(INPUT DATA)
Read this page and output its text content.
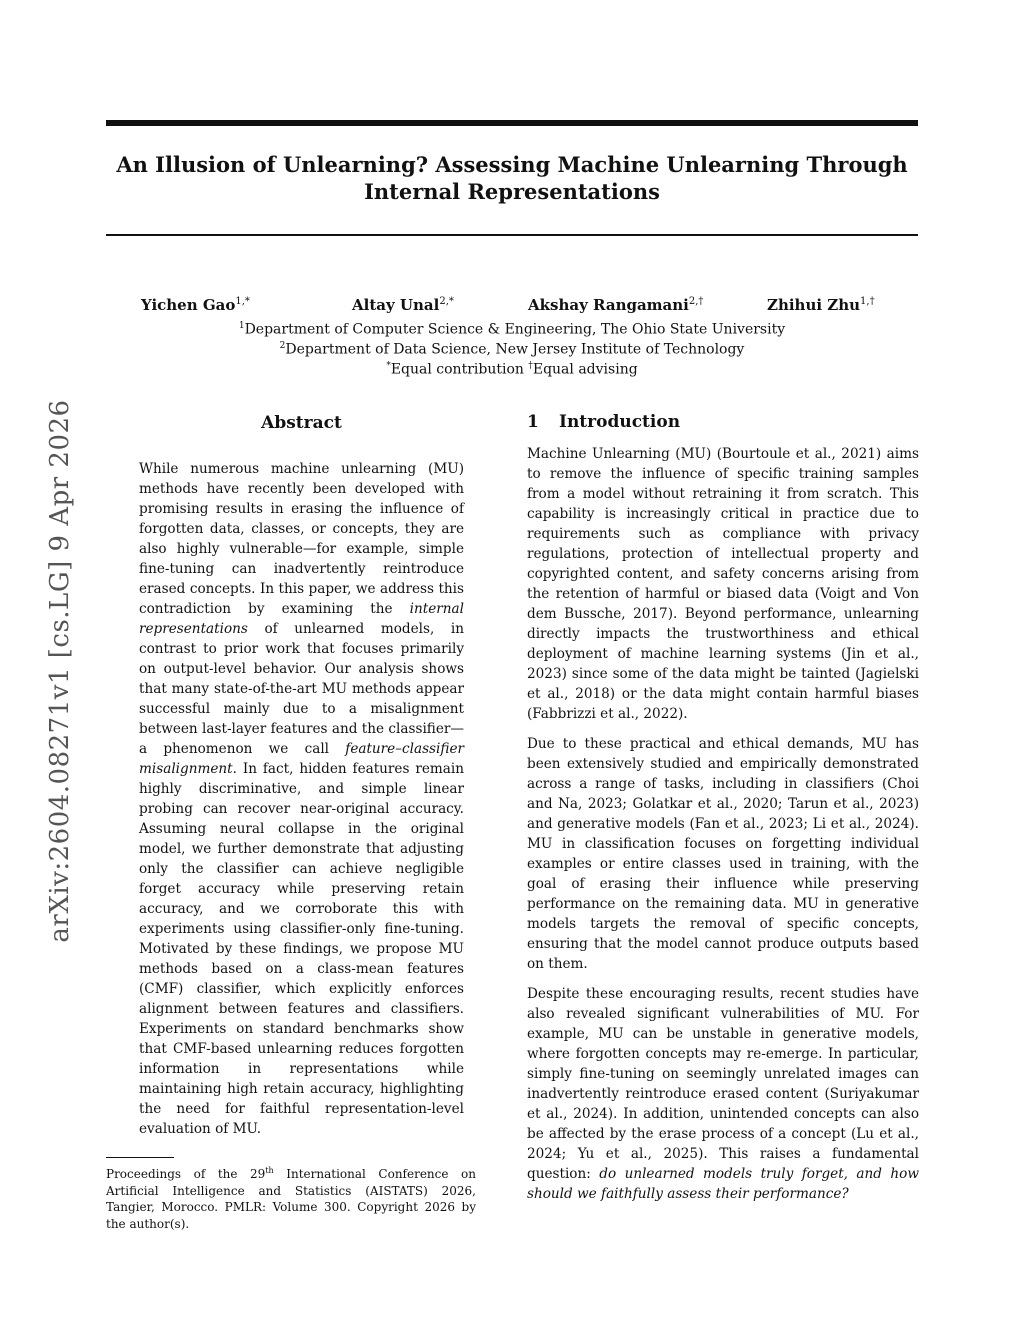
An Illusion of Unlearning? Assessing Machine Unlearning Through
Internal Representations
Yichen Gao$^{1,*}$	Altay Unal$^{2,*}$	Akshay Rangamani$^{2,\dagger}$	Zhihui Zhu$^{1,\dagger}$
$^1$Department of Computer Science & Engineering, The Ohio State University
$^2$Department of Data Science, New Jersey Institute of Technology
*Equal contribution †Equal advising
arXiv:2604.08271v1 [cs.LG] 9 Apr 2026	Abstract
While numerous machine unlearning (MU) methods have recently been developed with promising results in erasing the influence of forgotten data, classes, or concepts, they are also highly vulnerable—for example, simple fine-tuning can inadvertently reintroduce erased concepts. In this paper, we address this contradiction by examining the internal representations of unlearned models, in contrast to prior work that focuses primarily on output-level behavior. Our analysis shows that many state-of-the-art MU methods appear successful mainly due to a misalignment between last-layer features and the classifier—a phenomenon we call feature–classifier misalignment. In fact, hidden features remain highly discriminative, and simple linear probing can recover near-original accuracy. Assuming neural collapse in the original model, we further demonstrate that adjusting only the classifier can achieve negligible forget accuracy while preserving retain accuracy, and we corroborate this with experiments using classifier-only fine-tuning. Motivated by these findings, we propose MU methods based on a class-mean features (CMF) classifier, which explicitly enforces alignment between features and classifiers. Experiments on standard benchmarks show that CMF-based unlearning reduces forgotten information in representations while maintaining high retain accuracy, highlighting the need for faithful representation-level evaluation of MU.
Proceedings of the 29th International Conference on Artificial Intelligence and Statistics (AISTATS) 2026, Tangier, Morocco. PMLR: Volume 300. Copyright 2026 by the author(s).
1 Introduction

Machine Unlearning (MU) (Bourtoule et al., 2021) aims to remove the influence of specific training samples from a model without retraining it from scratch. This capability is increasingly critical in practice due to requirements such as compliance with privacy regulations, protection of intellectual property and copyrighted content, and safety concerns arising from the retention of harmful or biased data (Voigt and Von dem Bussche, 2017). Beyond performance, unlearning directly impacts the trustworthiness and ethical deployment of machine learning systems (Jin et al., 2023) since some of the data might be tainted (Jagielski et al., 2018) or the data might contain harmful biases (Fabbrizzi et al., 2022).

Due to these practical and ethical demands, MU has been extensively studied and empirically demonstrated across a range of tasks, including in classifiers (Choi and Na, 2023; Golatkar et al., 2020; Tarun et al., 2023) and generative models (Fan et al., 2023; Li et al., 2024). MU in classification focuses on forgetting individual examples or entire classes used in training, with the goal of erasing their influence while preserving performance on the remaining data. MU in generative models targets the removal of specific concepts, ensuring that the model cannot produce outputs based on them.

Despite these encouraging results, recent studies have also revealed significant vulnerabilities of MU. For example, MU can be unstable in generative models, where forgotten concepts may re-emerge. In particular, simply fine-tuning on seemingly unrelated images can inadvertently reintroduce erased content (Suriyakumar et al., 2024). In addition, unintended concepts can also be affected by the erase process of a concept (Lu et al., 2024; Yu et al., 2025). This raises a fundamental question: do unlearned models truly forget, and how should we faithfully assess their performance?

(PROBLEM TO SOLVE)
Print the records above exactly as they stand, but leave out the pictures.

(RESPONSE TO THE TASK)
Read this page and output its text content.
An Illusion of Unlearning? Assessing Machine Unlearning Through
Internal Representations
Yichen Gao$^{1,*}$	Altay Unal$^{2,*}$	Akshay Rangamani$^{2,\dagger}$	Zhihui Zhu$^{1,\dagger}$
$^1$Department of Computer Science & Engineering, The Ohio State University
$^2$Department of Data Science, New Jersey Institute of Technology
*Equal contribution †Equal advising
arXiv:2604.08271v1 [cs.LG] 9 Apr 2026	Abstract
While numerous machine unlearning (MU) methods have recently been developed with promising results in erasing the influence of forgotten data, classes, or concepts, they are also highly vulnerable—for example, simple fine-tuning can inadvertently reintroduce erased concepts. In this paper, we address this contradiction by examining the internal representations of unlearned models, in contrast to prior work that focuses primarily on output-level behavior. Our analysis shows that many state-of-the-art MU methods appear successful mainly due to a misalignment between last-layer features and the classifier—a phenomenon we call feature–classifier misalignment. In fact, hidden features remain highly discriminative, and simple linear probing can recover near-original accuracy. Assuming neural collapse in the original model, we further demonstrate that adjusting only the classifier can achieve negligible forget accuracy while preserving retain accuracy, and we corroborate this with experiments using classifier-only fine-tuning. Motivated by these findings, we propose MU methods based on a class-mean features (CMF) classifier, which explicitly enforces alignment between features and classifiers. Experiments on standard benchmarks show that CMF-based unlearning reduces forgotten information in representations while maintaining high retain accuracy, highlighting the need for faithful representation-level evaluation of MU.
Proceedings of the 29th International Conference on Artificial Intelligence and Statistics (AISTATS) 2026, Tangier, Morocco. PMLR: Volume 300. Copyright 2026 by the author(s).
1 Introduction

Machine Unlearning (MU) (Bourtoule et al., 2021) aims to remove the influence of specific training samples from a model without retraining it from scratch. This capability is increasingly critical in practice due to requirements such as compliance with privacy regulations, protection of intellectual property and copyrighted content, and safety concerns arising from the retention of harmful or biased data (Voigt and Von dem Bussche, 2017). Beyond performance, unlearning directly impacts the trustworthiness and ethical deployment of machine learning systems (Jin et al., 2023) since some of the data might be tainted (Jagielski et al., 2018) or the data might contain harmful biases (Fabbrizzi et al., 2022).

Due to these practical and ethical demands, MU has been extensively studied and empirically demonstrated across a range of tasks, including in classifiers (Choi and Na, 2023; Golatkar et al., 2020; Tarun et al., 2023) and generative models (Fan et al., 2023; Li et al., 2024). MU in classification focuses on forgetting individual examples or entire classes used in training, with the goal of erasing their influence while preserving performance on the remaining data. MU in generative models targets the removal of specific concepts, ensuring that the model cannot produce outputs based on them.

Despite these encouraging results, recent studies have also revealed significant vulnerabilities of MU. For example, MU can be unstable in generative models, where forgotten concepts may re-emerge. In particular, simply fine-tuning on seemingly unrelated images can inadvertently reintroduce erased content (Suriyakumar et al., 2024). In addition, unintended concepts can also be affected by the erase process of a concept (Lu et al., 2024; Yu et al., 2025). This raises a fundamental question: do unlearned models truly forget, and how should we faithfully assess their performance?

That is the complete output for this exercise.